Look through the records below, and copy out every line that holds the string "color".

━━ Source data ━━

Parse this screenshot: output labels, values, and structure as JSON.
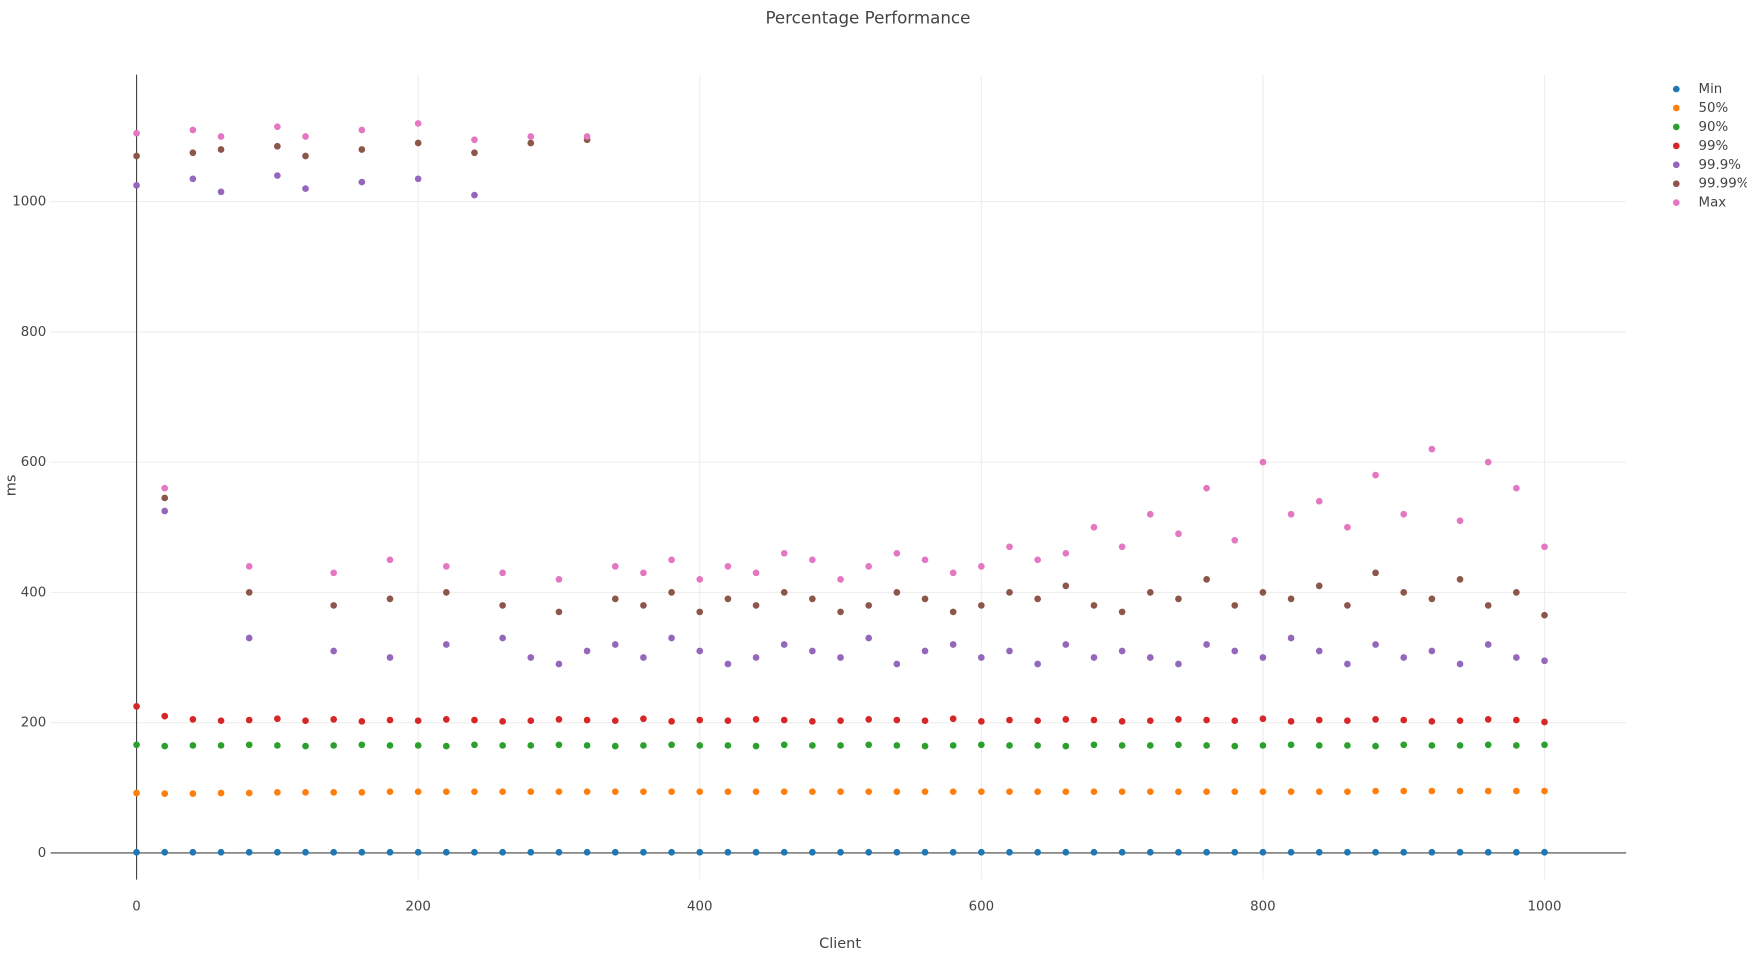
{
  "chart_data": {
    "type": "scatter",
    "title": "Percentage Performance",
    "xlabel": "Client",
    "ylabel": "ms",
    "xlim": [
      -61,
      1058
    ],
    "ylim": [
      -41,
      1195
    ],
    "xticks": [
      0,
      200,
      400,
      600,
      800,
      1000
    ],
    "yticks": [
      0,
      200,
      400,
      600,
      800,
      1000
    ],
    "grid": true,
    "legend": "upper right",
    "x": [
      0,
      20,
      40,
      60,
      80,
      100,
      120,
      140,
      160,
      180,
      200,
      220,
      240,
      260,
      280,
      300,
      320,
      340,
      360,
      380,
      400,
      420,
      440,
      460,
      480,
      500,
      520,
      540,
      560,
      580,
      600,
      620,
      640,
      660,
      680,
      700,
      720,
      740,
      760,
      780,
      800,
      820,
      840,
      860,
      880,
      900,
      920,
      940,
      960,
      980,
      1000
    ],
    "series": [
      {
        "name": "Min",
        "color": "#1f77b4",
        "values": [
          1,
          1,
          1,
          1,
          1,
          1,
          1,
          1,
          1,
          1,
          1,
          1,
          1,
          1,
          1,
          1,
          1,
          1,
          1,
          1,
          1,
          1,
          1,
          1,
          1,
          1,
          1,
          1,
          1,
          1,
          1,
          1,
          1,
          1,
          1,
          1,
          1,
          1,
          1,
          1,
          1,
          1,
          1,
          1,
          1,
          1,
          1,
          1,
          1,
          1,
          1
        ]
      },
      {
        "name": "50%",
        "color": "#ff7f0e",
        "values": [
          92,
          91,
          91,
          92,
          92,
          93,
          93,
          93,
          93,
          94,
          94,
          94,
          94,
          94,
          94,
          94,
          94,
          94,
          94,
          94,
          94,
          94,
          94,
          94,
          94,
          94,
          94,
          94,
          94,
          94,
          94,
          94,
          94,
          94,
          94,
          94,
          94,
          94,
          94,
          94,
          94,
          94,
          94,
          94,
          95,
          95,
          95,
          95,
          95,
          95,
          95
        ]
      },
      {
        "name": "90%",
        "color": "#2ca02c",
        "values": [
          166,
          164,
          165,
          165,
          166,
          165,
          164,
          165,
          166,
          165,
          165,
          164,
          166,
          165,
          165,
          166,
          165,
          164,
          165,
          166,
          165,
          165,
          164,
          166,
          165,
          165,
          166,
          165,
          164,
          165,
          166,
          165,
          165,
          164,
          166,
          165,
          165,
          166,
          165,
          164,
          165,
          166,
          165,
          165,
          164,
          166,
          165,
          165,
          166,
          165,
          166
        ]
      },
      {
        "name": "99%",
        "color": "#d62728",
        "values": [
          225,
          210,
          205,
          203,
          204,
          206,
          203,
          205,
          202,
          204,
          203,
          205,
          204,
          202,
          203,
          205,
          204,
          203,
          206,
          202,
          204,
          203,
          205,
          204,
          202,
          203,
          205,
          204,
          203,
          206,
          202,
          204,
          203,
          205,
          204,
          202,
          203,
          205,
          204,
          203,
          206,
          202,
          204,
          203,
          205,
          204,
          202,
          203,
          205,
          204,
          201
        ]
      },
      {
        "name": "99.9%",
        "color": "#9467bd",
        "values": [
          1025,
          525,
          1035,
          1015,
          330,
          1040,
          1020,
          310,
          1030,
          300,
          1035,
          320,
          1010,
          330,
          300,
          290,
          310,
          320,
          300,
          330,
          310,
          290,
          300,
          320,
          310,
          300,
          330,
          290,
          310,
          320,
          300,
          310,
          290,
          320,
          300,
          310,
          300,
          290,
          320,
          310,
          300,
          330,
          310,
          290,
          320,
          300,
          310,
          290,
          320,
          300,
          295
        ]
      },
      {
        "name": "99.99%",
        "color": "#8c564b",
        "values": [
          1070,
          545,
          1075,
          1080,
          400,
          1085,
          1070,
          380,
          1080,
          390,
          1090,
          400,
          1075,
          380,
          1090,
          370,
          1095,
          390,
          380,
          400,
          370,
          390,
          380,
          400,
          390,
          370,
          380,
          400,
          390,
          370,
          380,
          400,
          390,
          410,
          380,
          370,
          400,
          390,
          420,
          380,
          400,
          390,
          410,
          380,
          430,
          400,
          390,
          420,
          380,
          400,
          365
        ]
      },
      {
        "name": "Max",
        "color": "#e377c2",
        "values": [
          1105,
          560,
          1110,
          1100,
          440,
          1115,
          1100,
          430,
          1110,
          450,
          1120,
          440,
          1095,
          430,
          1100,
          420,
          1100,
          440,
          430,
          450,
          420,
          440,
          430,
          460,
          450,
          420,
          440,
          460,
          450,
          430,
          440,
          470,
          450,
          460,
          500,
          470,
          520,
          490,
          560,
          480,
          600,
          520,
          540,
          500,
          580,
          520,
          620,
          510,
          600,
          560,
          470
        ]
      }
    ]
  }
}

━━━

The completed task
        "color": "#1f77b4",
        "color": "#ff7f0e",
        "color": "#2ca02c",
        "color": "#d62728",
        "color": "#9467bd",
        "color": "#8c564b",
        "color": "#e377c2",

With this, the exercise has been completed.